> DO THIS: Answer with a single number: the count of lines that hold "Normatius".

> MATERIAL TO PROCESS:
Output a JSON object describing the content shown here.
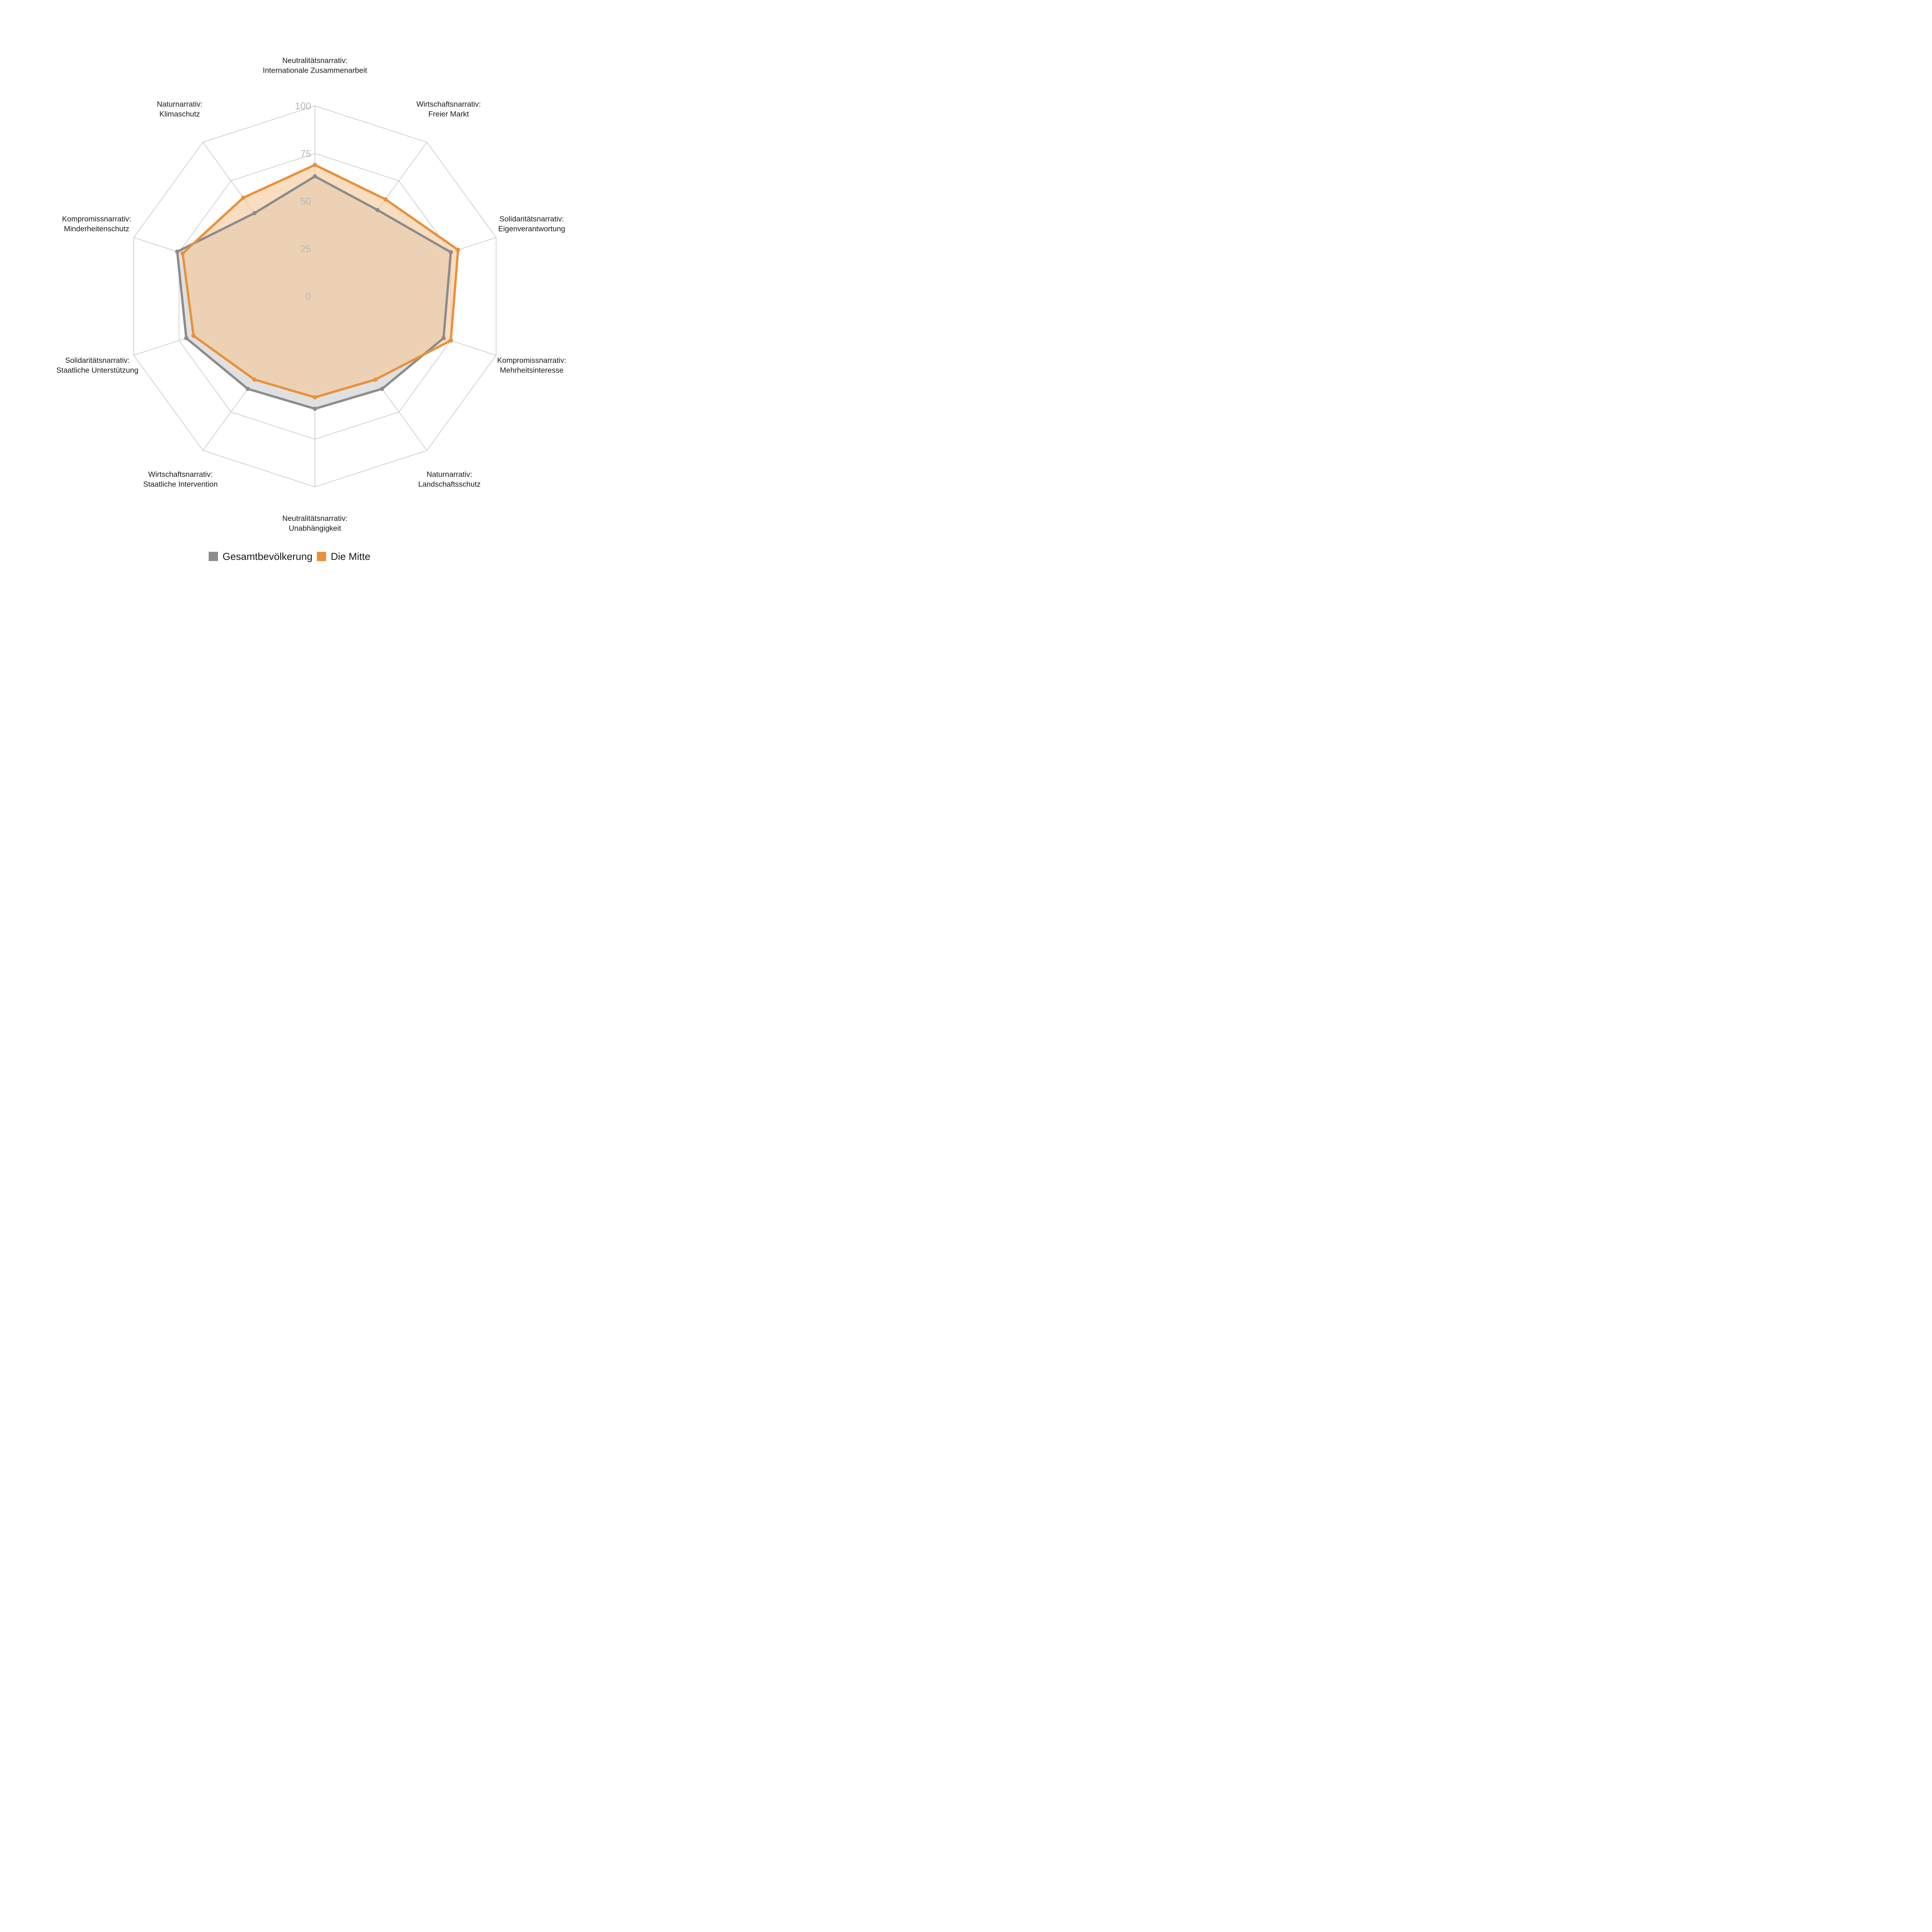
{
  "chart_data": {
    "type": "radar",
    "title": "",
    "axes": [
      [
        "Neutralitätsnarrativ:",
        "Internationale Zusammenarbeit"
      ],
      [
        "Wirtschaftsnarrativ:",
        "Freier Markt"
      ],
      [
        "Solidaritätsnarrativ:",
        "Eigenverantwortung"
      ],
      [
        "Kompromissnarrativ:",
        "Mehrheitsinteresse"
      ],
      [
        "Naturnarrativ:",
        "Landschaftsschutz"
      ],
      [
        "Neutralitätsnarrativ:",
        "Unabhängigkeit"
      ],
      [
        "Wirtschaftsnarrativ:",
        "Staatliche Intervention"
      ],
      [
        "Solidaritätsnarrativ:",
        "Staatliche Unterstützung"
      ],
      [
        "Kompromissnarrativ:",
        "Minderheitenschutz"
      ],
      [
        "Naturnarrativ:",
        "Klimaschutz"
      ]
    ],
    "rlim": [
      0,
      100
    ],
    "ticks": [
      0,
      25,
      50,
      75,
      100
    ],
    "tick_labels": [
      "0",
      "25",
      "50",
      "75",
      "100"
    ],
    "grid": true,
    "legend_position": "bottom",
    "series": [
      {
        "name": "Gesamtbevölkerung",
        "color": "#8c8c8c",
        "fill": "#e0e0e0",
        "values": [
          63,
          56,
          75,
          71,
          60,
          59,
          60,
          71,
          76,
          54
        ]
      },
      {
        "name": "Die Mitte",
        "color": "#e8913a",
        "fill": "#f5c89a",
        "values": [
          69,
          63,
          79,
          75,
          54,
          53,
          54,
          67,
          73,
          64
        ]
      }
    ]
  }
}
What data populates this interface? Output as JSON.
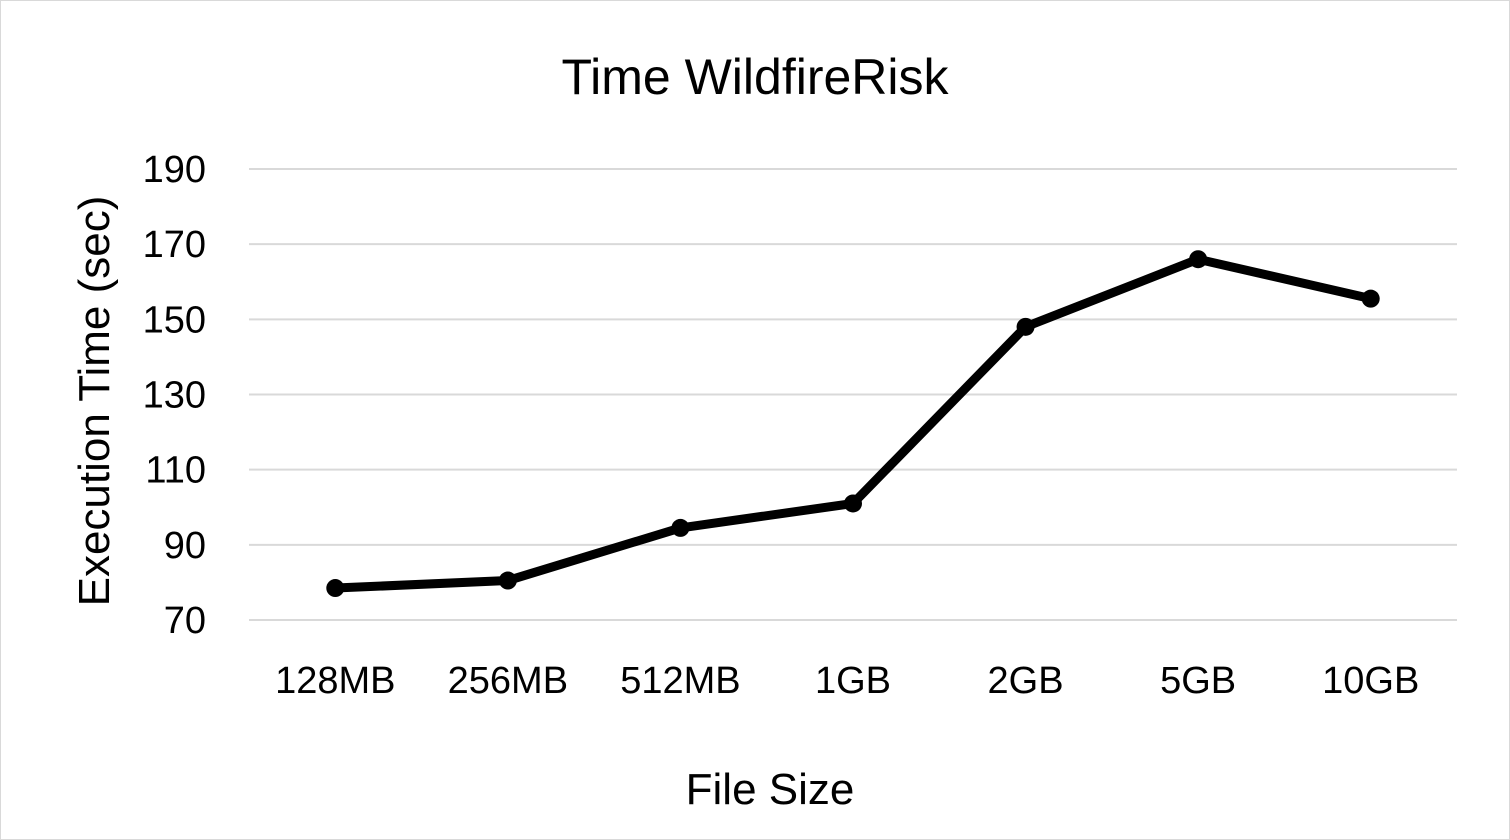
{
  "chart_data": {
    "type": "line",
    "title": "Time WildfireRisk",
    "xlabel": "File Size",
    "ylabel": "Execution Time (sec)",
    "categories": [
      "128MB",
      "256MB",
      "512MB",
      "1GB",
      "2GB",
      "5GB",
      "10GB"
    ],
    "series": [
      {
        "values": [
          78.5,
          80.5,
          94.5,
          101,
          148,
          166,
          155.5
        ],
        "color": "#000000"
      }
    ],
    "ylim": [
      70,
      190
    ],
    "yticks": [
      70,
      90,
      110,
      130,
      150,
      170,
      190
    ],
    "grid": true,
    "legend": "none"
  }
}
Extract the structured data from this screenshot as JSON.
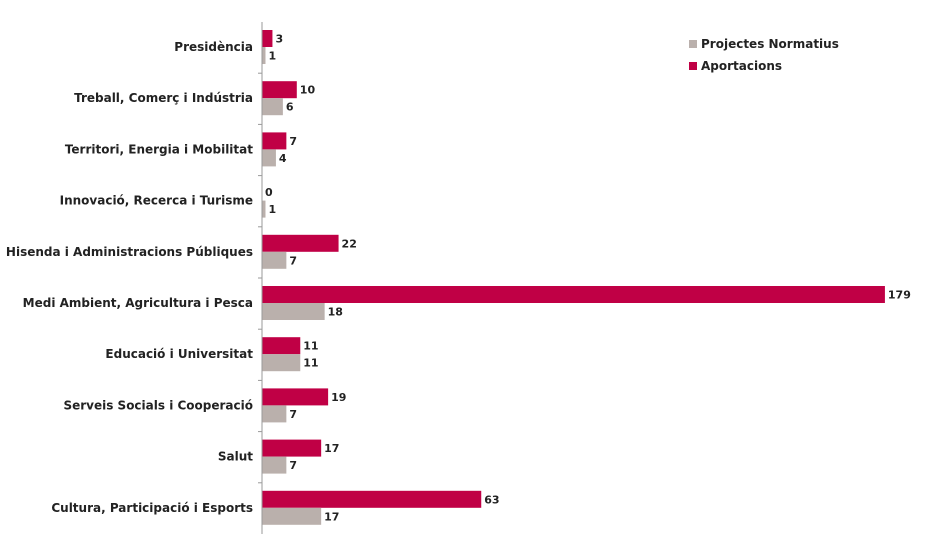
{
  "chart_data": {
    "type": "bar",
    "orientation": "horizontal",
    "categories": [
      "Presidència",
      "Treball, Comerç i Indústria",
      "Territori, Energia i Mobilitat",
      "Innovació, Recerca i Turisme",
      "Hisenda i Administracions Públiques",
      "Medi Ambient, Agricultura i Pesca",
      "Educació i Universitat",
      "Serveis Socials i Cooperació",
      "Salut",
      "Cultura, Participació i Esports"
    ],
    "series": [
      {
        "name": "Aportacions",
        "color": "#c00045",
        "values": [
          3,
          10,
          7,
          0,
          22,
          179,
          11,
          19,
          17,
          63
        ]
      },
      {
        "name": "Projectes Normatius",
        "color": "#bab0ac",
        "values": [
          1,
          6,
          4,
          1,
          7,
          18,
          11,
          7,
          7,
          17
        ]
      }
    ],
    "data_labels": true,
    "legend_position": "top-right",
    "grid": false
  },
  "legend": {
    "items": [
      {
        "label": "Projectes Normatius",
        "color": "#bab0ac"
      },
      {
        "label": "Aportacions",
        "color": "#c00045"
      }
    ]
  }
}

> COMPLETED EXERCISE: 2